=== BRIEF ===
From the listing, collect all lines containing the word "cccccc".

=== DATA FOR THE TASK ===
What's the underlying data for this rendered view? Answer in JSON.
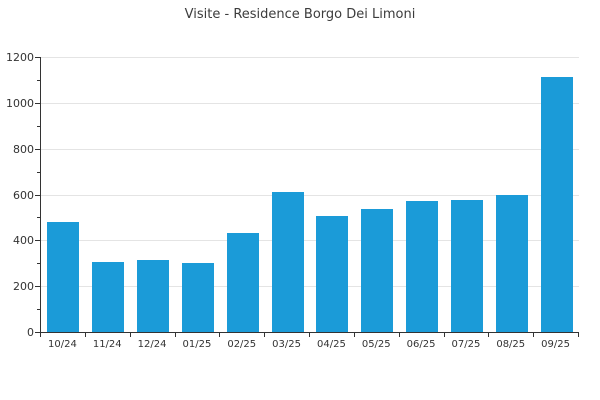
{
  "chart_data": {
    "type": "bar",
    "title": "Visite - Residence Borgo Dei Limoni",
    "categories": [
      "10/24",
      "11/24",
      "12/24",
      "01/25",
      "02/25",
      "03/25",
      "04/25",
      "05/25",
      "06/25",
      "07/25",
      "08/25",
      "09/25"
    ],
    "values": [
      480,
      304,
      316,
      300,
      430,
      612,
      508,
      537,
      570,
      578,
      598,
      1113
    ],
    "xlabel": "",
    "ylabel": "",
    "ylim": [
      0,
      1200
    ],
    "ytick_step": 200,
    "ytick_minor_step": 100,
    "grid": "horizontal-major",
    "legend": "none",
    "bar_color": "#1b9bd8",
    "grid_color": "#e4e4e4",
    "axis_color": "#333333",
    "label_color": "#333333",
    "title_color": "#3c3c3c",
    "background_color": "#ffffff"
  }
}
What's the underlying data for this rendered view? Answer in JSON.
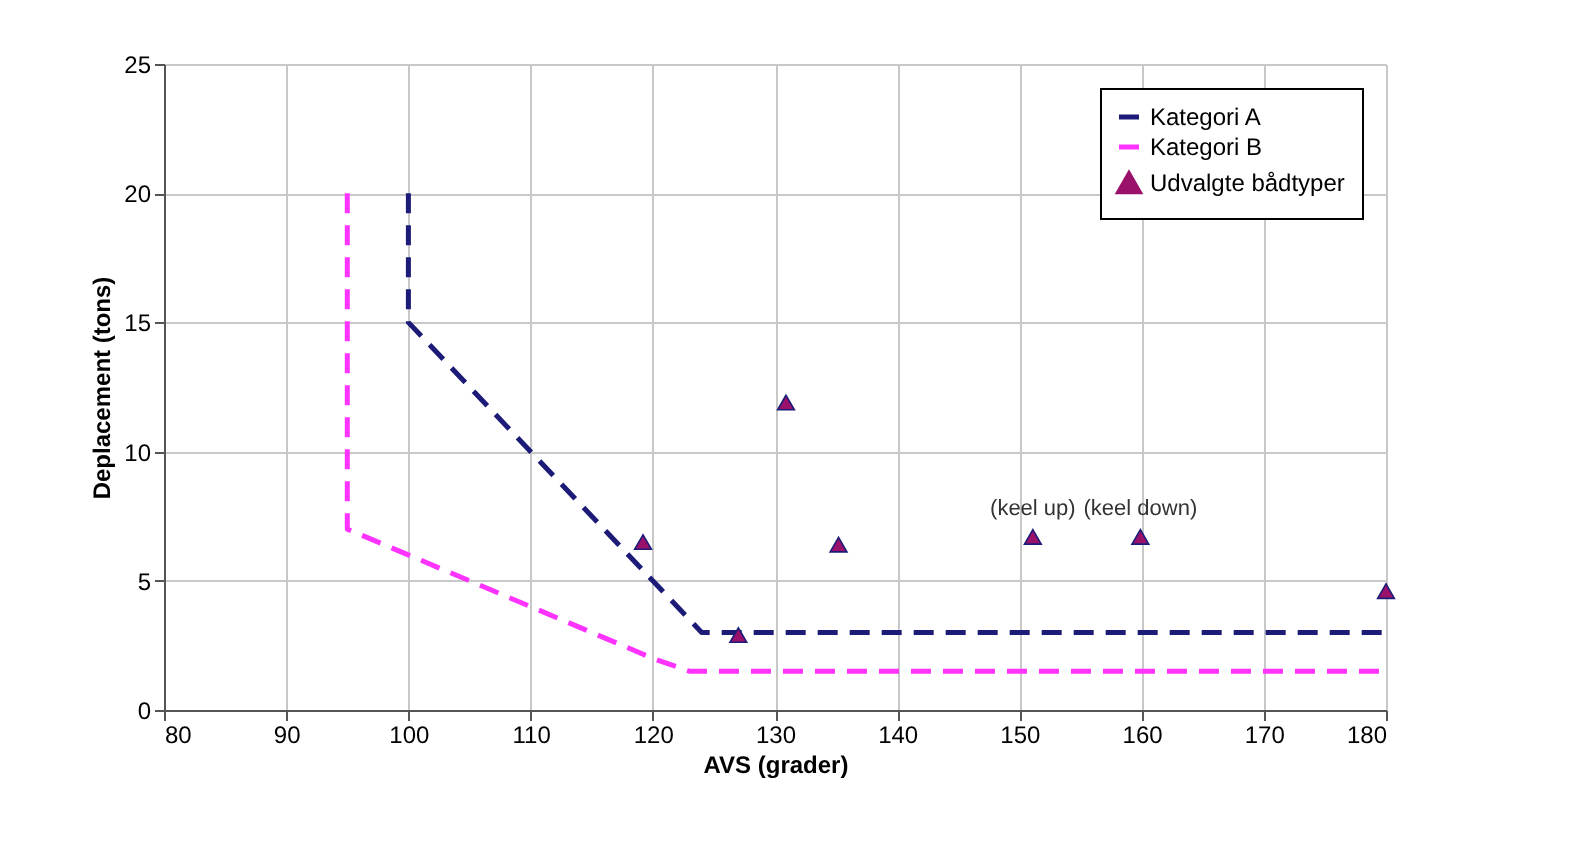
{
  "chart_data": {
    "type": "line",
    "xlabel": "AVS (grader)",
    "ylabel": "Deplacement (tons)",
    "xlim": [
      80,
      180
    ],
    "xticks": [
      80,
      90,
      100,
      110,
      120,
      130,
      140,
      150,
      160,
      170,
      180
    ],
    "ylim": [
      0,
      25
    ],
    "yticks": [
      0,
      5,
      10,
      15,
      20,
      25
    ],
    "grid": true,
    "legend": "top right",
    "series": [
      {
        "name": "Kategori A",
        "color": "#1c1c78",
        "line_style": "dashed",
        "marker": "none",
        "x": [
          100,
          100,
          124,
          180
        ],
        "values": [
          20,
          15,
          3,
          3
        ]
      },
      {
        "name": "Kategori B",
        "color": "#ff33ff",
        "line_style": "dashed",
        "marker": "none",
        "x": [
          95,
          95,
          120,
          123,
          180
        ],
        "values": [
          20,
          7,
          2,
          1.5,
          1.5
        ]
      },
      {
        "name": "Udvalgte bådtyper",
        "type": "scatter",
        "color": "#99116b",
        "marker": "triangle",
        "x": [
          119.2,
          127,
          130.9,
          135.2,
          151.1,
          159.9,
          180
        ],
        "values": [
          6.5,
          2.9,
          11.9,
          6.4,
          6.7,
          6.7,
          4.6
        ]
      }
    ],
    "annotations": [
      {
        "text": "(keel up)",
        "x": 151.1,
        "y": 6.7
      },
      {
        "text": "(keel down)",
        "x": 159.9,
        "y": 6.7
      }
    ]
  }
}
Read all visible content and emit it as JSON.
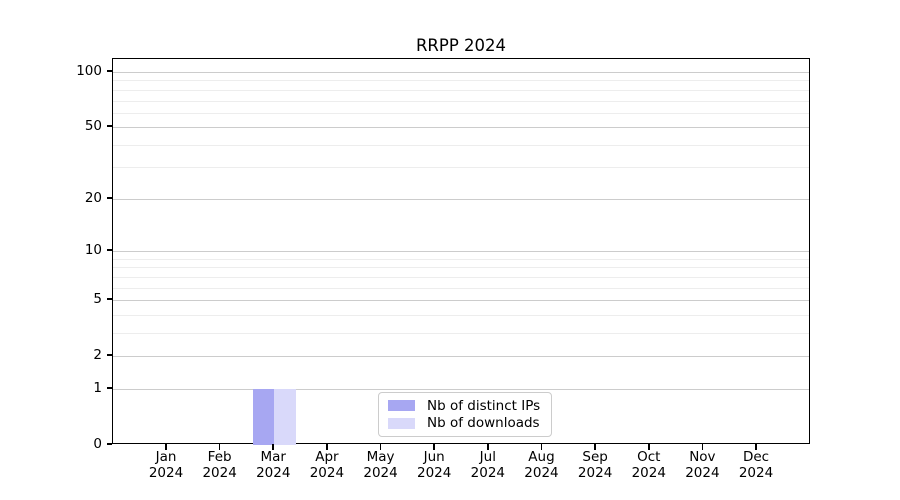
{
  "chart_data": {
    "type": "bar",
    "title": "RRPP 2024",
    "categories": [
      "Jan 2024",
      "Feb 2024",
      "Mar 2024",
      "Apr 2024",
      "May 2024",
      "Jun 2024",
      "Jul 2024",
      "Aug 2024",
      "Sep 2024",
      "Oct 2024",
      "Nov 2024",
      "Dec 2024"
    ],
    "months": [
      "Jan",
      "Feb",
      "Mar",
      "Apr",
      "May",
      "Jun",
      "Jul",
      "Aug",
      "Sep",
      "Oct",
      "Nov",
      "Dec"
    ],
    "year": "2024",
    "series": [
      {
        "name": "Nb of distinct IPs",
        "color": "#a7a7f2",
        "values": [
          0,
          0,
          1,
          0,
          0,
          0,
          0,
          0,
          0,
          0,
          0,
          0
        ]
      },
      {
        "name": "Nb of downloads",
        "color": "#d9d9fa",
        "values": [
          0,
          0,
          1,
          0,
          0,
          0,
          0,
          0,
          0,
          0,
          0,
          0
        ]
      }
    ],
    "xlabel": "",
    "ylabel": "",
    "yscale": "log10(value+1)",
    "ylim": [
      0,
      117.7
    ],
    "yticks": [
      0,
      1,
      2,
      5,
      10,
      20,
      50,
      100
    ],
    "minor_yticks": [
      3,
      4,
      6,
      7,
      8,
      9,
      30,
      40,
      60,
      70,
      80,
      90
    ],
    "grid": "on",
    "legend_position": "lower center"
  },
  "colors": {
    "axis": "#000000",
    "major_grid": "#cccccc",
    "minor_grid": "#ededed",
    "background": "#ffffff",
    "legend_border": "#cccccc"
  }
}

=== THE OUTPUT ===
    "major_grid": "#cccccc",
    "legend_border": "#cccccc"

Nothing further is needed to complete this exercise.